** BEGIN **

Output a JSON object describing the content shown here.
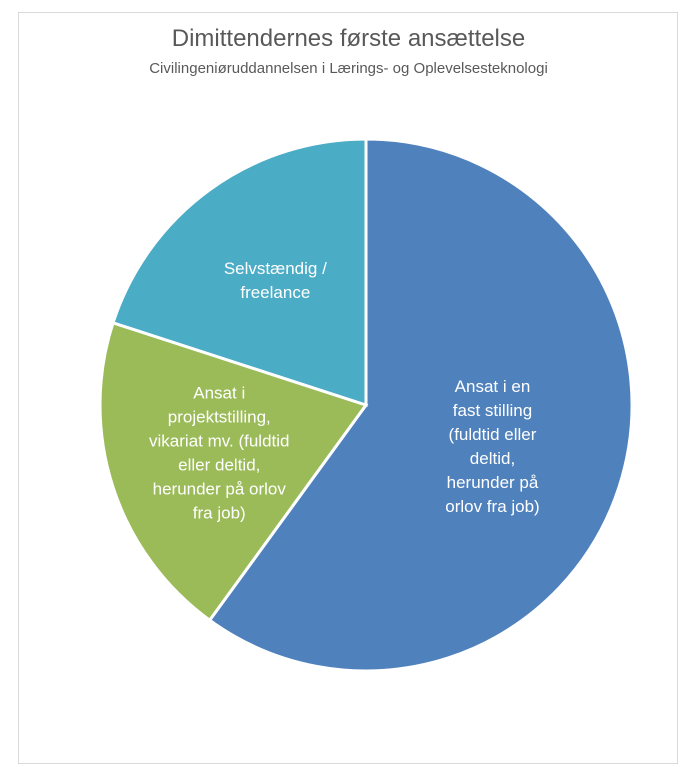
{
  "chart_data": {
    "type": "pie",
    "title": "Dimittendernes første ansættelse",
    "subtitle": "Civilingeniøruddannelsen i Lærings- og Oplevelsesteknologi",
    "legend": "none",
    "slices": [
      {
        "label": "Ansat i en fast stilling (fuldtid eller deltid, herunder på orlov fra job)",
        "label_lines": [
          "Ansat i en",
          "fast stilling",
          "(fuldtid eller",
          "deltid,",
          "herunder på",
          "orlov fra job)"
        ],
        "value": 0.6,
        "color": "#4f81bd"
      },
      {
        "label": "Ansat i projektstilling, vikariat mv. (fuldtid eller deltid, herunder på orlov fra job)",
        "label_lines": [
          "Ansat i",
          "projektstilling,",
          "vikariat mv. (fuldtid",
          "eller deltid,",
          "herunder på orlov",
          "fra job)"
        ],
        "value": 0.2,
        "color": "#9bbb59"
      },
      {
        "label": "Selvstændig / freelance",
        "label_lines": [
          "Selvstændig /",
          "freelance"
        ],
        "value": 0.2,
        "color": "#4bacc6"
      }
    ]
  }
}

** END **

■ WHAT THE EXERCISE ASKS ■
In the copy, include no pictures; restate the listing above exactly.

■ FULL RESPONSE ■
Output a JSON object describing the content shown here.
{
  "chart_data": {
    "type": "pie",
    "title": "Dimittendernes første ansættelse",
    "subtitle": "Civilingeniøruddannelsen i Lærings- og Oplevelsesteknologi",
    "legend": "none",
    "slices": [
      {
        "label": "Ansat i en fast stilling (fuldtid eller deltid, herunder på orlov fra job)",
        "label_lines": [
          "Ansat i en",
          "fast stilling",
          "(fuldtid eller",
          "deltid,",
          "herunder på",
          "orlov fra job)"
        ],
        "value": 0.6,
        "color": "#4f81bd"
      },
      {
        "label": "Ansat i projektstilling, vikariat mv. (fuldtid eller deltid, herunder på orlov fra job)",
        "label_lines": [
          "Ansat i",
          "projektstilling,",
          "vikariat mv. (fuldtid",
          "eller deltid,",
          "herunder på orlov",
          "fra job)"
        ],
        "value": 0.2,
        "color": "#9bbb59"
      },
      {
        "label": "Selvstændig / freelance",
        "label_lines": [
          "Selvstændig /",
          "freelance"
        ],
        "value": 0.2,
        "color": "#4bacc6"
      }
    ]
  }
}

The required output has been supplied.